WHAT THE EXERCISE ASKS
Give back exactly the lines running from the line with "Convert this screenshot" to the end of the entries, and only those lines.
BEGIN DATA SHOWN
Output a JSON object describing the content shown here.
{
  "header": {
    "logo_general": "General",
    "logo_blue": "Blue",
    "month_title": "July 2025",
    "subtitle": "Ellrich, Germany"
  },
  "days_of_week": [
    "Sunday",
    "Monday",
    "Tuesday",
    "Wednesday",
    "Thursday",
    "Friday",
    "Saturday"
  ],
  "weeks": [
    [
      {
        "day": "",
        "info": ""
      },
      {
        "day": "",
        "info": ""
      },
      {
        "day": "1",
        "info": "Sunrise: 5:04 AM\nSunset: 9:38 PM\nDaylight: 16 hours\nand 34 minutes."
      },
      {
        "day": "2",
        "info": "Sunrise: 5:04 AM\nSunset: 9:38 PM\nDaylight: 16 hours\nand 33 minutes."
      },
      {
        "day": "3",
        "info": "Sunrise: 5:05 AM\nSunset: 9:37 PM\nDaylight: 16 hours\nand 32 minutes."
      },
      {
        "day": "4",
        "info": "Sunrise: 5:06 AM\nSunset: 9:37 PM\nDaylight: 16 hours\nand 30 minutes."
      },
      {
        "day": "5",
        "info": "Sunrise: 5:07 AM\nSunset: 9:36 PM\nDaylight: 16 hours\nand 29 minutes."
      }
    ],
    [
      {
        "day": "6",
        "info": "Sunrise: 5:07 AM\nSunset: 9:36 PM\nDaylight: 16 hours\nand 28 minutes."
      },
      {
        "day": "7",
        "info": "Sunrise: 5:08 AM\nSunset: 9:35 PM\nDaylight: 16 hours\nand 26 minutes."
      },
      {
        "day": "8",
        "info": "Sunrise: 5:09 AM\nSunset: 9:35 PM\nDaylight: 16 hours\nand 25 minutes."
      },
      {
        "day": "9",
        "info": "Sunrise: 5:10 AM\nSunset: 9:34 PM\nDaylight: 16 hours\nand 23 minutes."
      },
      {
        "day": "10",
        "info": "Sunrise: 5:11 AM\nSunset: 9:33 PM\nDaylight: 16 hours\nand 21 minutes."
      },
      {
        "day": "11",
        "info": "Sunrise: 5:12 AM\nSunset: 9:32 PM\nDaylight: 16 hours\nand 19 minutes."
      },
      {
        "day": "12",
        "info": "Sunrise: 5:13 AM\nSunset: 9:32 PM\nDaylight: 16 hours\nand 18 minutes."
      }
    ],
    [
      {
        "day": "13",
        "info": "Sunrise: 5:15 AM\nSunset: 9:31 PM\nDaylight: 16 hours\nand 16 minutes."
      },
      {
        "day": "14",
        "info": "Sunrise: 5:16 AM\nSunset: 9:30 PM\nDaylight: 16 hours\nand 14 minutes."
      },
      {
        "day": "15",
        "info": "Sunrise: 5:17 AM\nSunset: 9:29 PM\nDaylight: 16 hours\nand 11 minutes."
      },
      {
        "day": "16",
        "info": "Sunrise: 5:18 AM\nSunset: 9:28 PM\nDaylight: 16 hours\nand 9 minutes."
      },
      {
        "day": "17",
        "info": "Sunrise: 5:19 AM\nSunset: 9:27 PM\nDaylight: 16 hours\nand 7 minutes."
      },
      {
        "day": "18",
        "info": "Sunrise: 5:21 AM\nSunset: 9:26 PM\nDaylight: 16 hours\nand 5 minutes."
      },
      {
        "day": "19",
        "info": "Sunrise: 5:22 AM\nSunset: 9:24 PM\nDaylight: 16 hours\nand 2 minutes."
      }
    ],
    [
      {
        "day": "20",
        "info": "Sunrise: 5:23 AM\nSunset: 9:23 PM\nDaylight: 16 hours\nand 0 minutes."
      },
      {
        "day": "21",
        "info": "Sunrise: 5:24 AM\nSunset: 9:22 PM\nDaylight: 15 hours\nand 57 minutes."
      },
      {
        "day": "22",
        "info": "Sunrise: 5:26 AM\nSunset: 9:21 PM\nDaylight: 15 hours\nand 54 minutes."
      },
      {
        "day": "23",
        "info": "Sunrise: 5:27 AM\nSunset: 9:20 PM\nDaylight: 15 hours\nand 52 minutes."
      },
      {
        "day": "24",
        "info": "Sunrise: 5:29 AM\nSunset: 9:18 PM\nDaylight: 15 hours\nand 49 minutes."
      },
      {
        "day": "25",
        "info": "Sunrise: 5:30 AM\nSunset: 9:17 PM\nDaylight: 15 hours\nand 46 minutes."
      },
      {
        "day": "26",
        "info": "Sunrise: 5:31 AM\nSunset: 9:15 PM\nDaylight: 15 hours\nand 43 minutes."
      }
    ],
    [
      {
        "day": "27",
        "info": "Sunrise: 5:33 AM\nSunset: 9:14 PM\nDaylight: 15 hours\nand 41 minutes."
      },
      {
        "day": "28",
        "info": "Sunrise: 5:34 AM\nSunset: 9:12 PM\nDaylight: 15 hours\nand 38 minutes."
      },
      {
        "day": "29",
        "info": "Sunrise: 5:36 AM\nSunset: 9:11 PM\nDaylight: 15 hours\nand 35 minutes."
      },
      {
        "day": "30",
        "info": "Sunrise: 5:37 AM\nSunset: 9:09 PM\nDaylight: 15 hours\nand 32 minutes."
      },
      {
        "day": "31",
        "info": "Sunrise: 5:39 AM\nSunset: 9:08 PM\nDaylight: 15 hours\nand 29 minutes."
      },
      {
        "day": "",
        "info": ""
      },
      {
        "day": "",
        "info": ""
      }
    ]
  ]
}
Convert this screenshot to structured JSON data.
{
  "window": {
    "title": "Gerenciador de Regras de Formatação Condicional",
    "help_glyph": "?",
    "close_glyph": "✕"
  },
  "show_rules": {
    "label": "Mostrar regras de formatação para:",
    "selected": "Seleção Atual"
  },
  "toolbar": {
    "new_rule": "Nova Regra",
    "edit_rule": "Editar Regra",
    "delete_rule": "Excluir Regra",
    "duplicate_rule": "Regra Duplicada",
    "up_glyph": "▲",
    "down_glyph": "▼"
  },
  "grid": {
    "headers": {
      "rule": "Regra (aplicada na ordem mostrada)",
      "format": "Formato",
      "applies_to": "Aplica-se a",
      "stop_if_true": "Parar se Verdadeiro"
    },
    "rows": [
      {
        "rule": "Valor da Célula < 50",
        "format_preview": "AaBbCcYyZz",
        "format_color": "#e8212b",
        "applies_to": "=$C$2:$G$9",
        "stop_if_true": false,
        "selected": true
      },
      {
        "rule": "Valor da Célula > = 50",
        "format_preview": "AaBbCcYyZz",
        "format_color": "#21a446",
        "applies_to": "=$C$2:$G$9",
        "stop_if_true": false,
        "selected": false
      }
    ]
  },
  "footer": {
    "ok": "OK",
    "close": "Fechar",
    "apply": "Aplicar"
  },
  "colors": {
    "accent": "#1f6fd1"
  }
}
END DATA SHOWN
RESULT FOR THIS TASK
Convert this screenshot to structured JSON data.
{
  "window": {
    "title": "Gerenciador de Regras de Formatação Condicional",
    "help_glyph": "?",
    "close_glyph": "✕"
  },
  "show_rules": {
    "label": "Mostrar regras de formatação para:",
    "selected": "Seleção Atual"
  },
  "toolbar": {
    "new_rule": "Nova Regra",
    "edit_rule": "Editar Regra",
    "delete_rule": "Excluir Regra",
    "duplicate_rule": "Regra Duplicada",
    "up_glyph": "▲",
    "down_glyph": "▼"
  },
  "grid": {
    "headers": {
      "rule": "Regra (aplicada na ordem mostrada)",
      "format": "Formato",
      "applies_to": "Aplica-se a",
      "stop_if_true": "Parar se Verdadeiro"
    },
    "rows": [
      {
        "rule": "Valor da Célula < 50",
        "format_preview": "AaBbCcYyZz",
        "format_color": "#e8212b",
        "applies_to": "=$C$2:$G$9",
        "stop_if_true": false,
        "selected": true
      },
      {
        "rule": "Valor da Célula > = 50",
        "format_preview": "AaBbCcYyZz",
        "format_color": "#21a446",
        "applies_to": "=$C$2:$G$9",
        "stop_if_true": false,
        "selected": false
      }
    ]
  },
  "footer": {
    "ok": "OK",
    "close": "Fechar",
    "apply": "Aplicar"
  },
  "colors": {
    "accent": "#1f6fd1"
  }
}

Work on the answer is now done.